**Excerpt from a dataset**

--- START ---

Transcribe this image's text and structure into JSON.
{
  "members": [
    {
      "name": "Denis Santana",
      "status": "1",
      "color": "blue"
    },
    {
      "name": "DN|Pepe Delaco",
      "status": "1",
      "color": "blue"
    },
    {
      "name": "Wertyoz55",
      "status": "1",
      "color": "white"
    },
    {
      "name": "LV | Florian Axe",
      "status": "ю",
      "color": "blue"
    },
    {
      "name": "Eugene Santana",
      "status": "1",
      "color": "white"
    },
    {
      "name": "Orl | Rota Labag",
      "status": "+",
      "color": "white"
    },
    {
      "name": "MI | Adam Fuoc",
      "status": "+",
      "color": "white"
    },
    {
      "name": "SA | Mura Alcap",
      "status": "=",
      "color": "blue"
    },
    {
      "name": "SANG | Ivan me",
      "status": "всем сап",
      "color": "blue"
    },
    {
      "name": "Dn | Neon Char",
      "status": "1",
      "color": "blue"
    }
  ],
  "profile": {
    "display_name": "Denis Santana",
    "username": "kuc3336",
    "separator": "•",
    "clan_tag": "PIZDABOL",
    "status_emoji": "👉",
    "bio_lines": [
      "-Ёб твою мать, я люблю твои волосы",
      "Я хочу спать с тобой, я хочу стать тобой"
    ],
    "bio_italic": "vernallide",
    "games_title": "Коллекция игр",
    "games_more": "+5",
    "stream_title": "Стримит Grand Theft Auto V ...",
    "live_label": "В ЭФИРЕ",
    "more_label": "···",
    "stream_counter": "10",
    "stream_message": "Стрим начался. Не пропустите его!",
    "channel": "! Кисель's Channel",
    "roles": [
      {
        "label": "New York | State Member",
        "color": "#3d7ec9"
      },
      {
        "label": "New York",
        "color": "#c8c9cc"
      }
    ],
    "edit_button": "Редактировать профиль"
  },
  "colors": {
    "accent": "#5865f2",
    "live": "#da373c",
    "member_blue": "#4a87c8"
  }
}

--- END ---
--- START ---

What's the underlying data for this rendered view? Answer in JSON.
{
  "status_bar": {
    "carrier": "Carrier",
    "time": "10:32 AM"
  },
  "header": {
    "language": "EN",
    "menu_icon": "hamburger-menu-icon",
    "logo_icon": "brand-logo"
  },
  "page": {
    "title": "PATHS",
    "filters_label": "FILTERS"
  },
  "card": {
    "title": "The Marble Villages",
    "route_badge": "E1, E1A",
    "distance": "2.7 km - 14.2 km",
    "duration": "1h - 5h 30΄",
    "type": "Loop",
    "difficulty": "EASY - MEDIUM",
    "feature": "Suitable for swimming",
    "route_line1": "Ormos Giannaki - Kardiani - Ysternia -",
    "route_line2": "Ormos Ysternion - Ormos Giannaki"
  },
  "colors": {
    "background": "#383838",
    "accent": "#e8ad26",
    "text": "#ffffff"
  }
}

--- END ---
--- START ---

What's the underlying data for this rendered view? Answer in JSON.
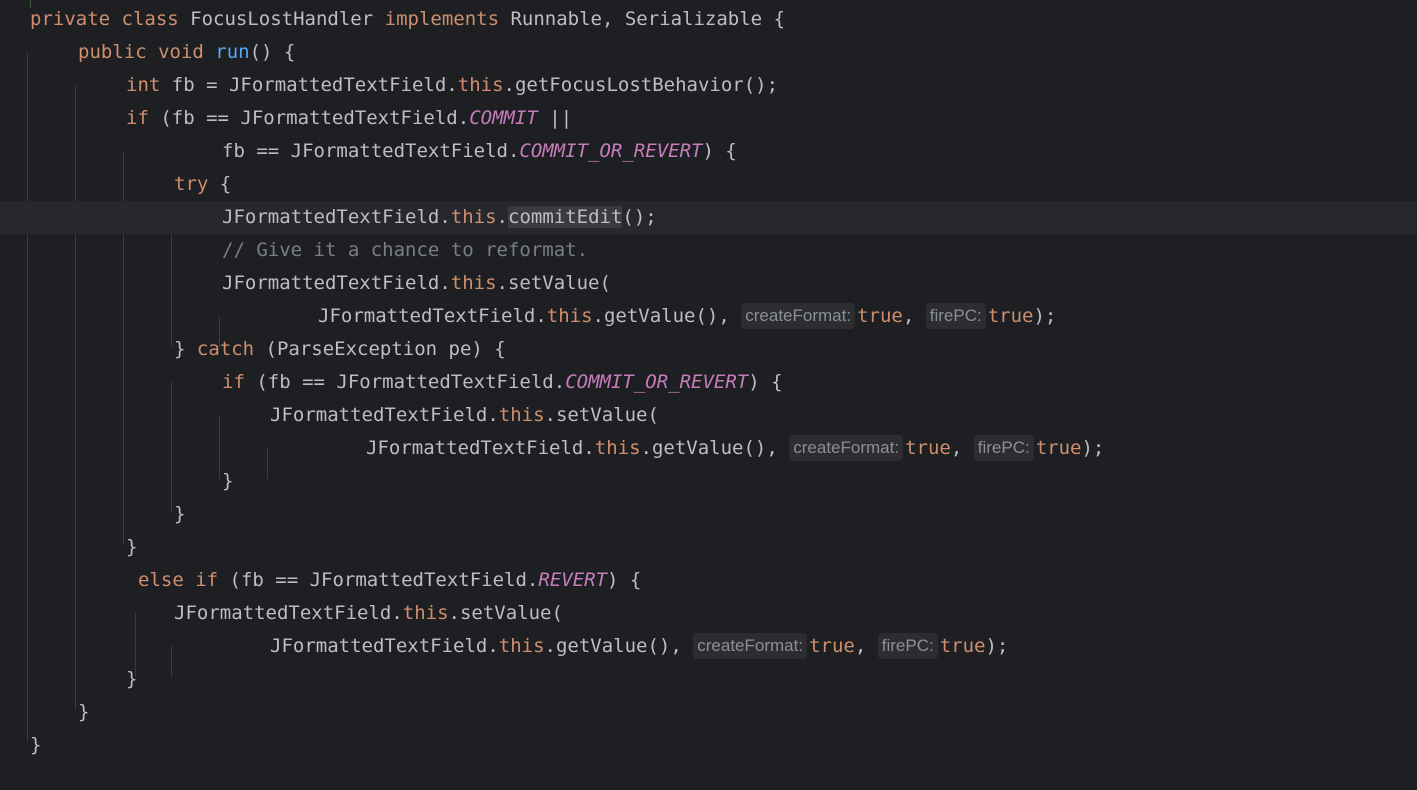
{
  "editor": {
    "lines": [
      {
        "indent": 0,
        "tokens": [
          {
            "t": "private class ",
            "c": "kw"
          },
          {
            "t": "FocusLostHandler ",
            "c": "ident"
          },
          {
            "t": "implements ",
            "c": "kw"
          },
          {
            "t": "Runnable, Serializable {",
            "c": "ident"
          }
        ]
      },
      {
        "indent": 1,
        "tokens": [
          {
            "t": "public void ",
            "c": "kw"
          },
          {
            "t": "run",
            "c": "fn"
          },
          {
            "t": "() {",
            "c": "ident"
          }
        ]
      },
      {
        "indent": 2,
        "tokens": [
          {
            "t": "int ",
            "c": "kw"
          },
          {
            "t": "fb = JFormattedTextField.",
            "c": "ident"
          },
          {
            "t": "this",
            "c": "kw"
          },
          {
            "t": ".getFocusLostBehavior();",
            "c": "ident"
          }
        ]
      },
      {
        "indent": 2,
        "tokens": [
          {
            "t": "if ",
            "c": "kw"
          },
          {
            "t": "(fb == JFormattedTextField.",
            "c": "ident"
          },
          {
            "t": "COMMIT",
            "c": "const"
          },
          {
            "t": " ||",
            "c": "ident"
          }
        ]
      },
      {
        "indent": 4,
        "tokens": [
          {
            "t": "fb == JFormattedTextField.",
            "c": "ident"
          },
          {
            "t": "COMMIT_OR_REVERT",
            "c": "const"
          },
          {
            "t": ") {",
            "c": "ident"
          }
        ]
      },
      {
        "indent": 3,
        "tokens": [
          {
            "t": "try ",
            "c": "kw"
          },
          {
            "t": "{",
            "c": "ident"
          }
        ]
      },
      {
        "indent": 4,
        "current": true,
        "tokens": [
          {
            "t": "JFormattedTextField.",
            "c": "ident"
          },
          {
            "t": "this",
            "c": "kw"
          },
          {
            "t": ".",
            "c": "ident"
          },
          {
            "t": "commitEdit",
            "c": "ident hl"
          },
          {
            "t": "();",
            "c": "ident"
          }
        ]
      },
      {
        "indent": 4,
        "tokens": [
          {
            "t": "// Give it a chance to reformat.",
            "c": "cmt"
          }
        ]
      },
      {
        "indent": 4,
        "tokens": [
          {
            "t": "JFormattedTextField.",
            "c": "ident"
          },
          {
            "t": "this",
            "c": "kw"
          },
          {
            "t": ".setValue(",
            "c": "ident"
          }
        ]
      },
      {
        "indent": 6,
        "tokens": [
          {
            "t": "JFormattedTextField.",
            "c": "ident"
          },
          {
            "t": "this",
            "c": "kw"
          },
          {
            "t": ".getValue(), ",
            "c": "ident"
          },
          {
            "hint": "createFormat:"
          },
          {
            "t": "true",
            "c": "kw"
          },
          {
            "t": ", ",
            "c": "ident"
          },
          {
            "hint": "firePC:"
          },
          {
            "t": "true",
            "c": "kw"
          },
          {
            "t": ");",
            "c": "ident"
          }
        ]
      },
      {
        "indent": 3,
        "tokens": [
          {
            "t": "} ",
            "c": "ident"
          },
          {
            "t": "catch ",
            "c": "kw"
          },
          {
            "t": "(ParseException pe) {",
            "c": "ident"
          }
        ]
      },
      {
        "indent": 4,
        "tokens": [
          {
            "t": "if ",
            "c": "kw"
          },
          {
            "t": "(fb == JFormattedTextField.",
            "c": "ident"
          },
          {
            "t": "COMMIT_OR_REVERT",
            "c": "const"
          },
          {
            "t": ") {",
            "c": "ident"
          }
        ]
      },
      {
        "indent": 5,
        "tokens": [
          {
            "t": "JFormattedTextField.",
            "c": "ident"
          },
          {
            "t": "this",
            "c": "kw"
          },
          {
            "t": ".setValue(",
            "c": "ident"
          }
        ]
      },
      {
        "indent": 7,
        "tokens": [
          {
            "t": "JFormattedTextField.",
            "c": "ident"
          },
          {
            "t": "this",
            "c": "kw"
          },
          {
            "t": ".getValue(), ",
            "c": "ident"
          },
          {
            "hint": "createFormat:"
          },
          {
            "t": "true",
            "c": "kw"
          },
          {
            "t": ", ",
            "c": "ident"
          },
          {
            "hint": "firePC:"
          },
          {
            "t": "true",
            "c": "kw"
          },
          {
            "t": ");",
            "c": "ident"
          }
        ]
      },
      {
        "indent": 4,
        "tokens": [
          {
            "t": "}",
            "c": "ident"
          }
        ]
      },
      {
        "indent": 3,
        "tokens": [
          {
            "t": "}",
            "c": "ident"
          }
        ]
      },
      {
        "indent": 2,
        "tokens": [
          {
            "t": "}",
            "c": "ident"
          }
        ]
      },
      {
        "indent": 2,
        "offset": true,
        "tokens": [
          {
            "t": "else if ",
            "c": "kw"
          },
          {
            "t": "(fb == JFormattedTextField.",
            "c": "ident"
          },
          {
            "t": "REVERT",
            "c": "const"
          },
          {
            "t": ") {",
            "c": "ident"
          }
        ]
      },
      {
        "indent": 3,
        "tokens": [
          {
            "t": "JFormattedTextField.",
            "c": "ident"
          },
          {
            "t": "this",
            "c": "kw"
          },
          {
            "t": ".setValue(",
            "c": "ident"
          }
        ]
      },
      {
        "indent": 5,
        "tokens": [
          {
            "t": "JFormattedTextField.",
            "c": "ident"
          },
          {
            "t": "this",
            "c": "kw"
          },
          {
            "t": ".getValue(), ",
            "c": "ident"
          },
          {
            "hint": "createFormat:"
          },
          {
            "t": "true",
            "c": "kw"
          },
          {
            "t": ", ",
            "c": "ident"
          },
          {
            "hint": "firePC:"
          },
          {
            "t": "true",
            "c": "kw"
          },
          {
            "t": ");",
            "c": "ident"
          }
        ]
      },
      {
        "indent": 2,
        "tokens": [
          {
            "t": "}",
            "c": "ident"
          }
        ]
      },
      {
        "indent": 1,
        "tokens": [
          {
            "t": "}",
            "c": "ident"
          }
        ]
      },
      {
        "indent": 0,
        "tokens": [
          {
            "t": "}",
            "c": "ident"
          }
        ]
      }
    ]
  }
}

--- END ---

Find every line that includes the string "Santana". Report how many there are and nothing else.

**Response**
3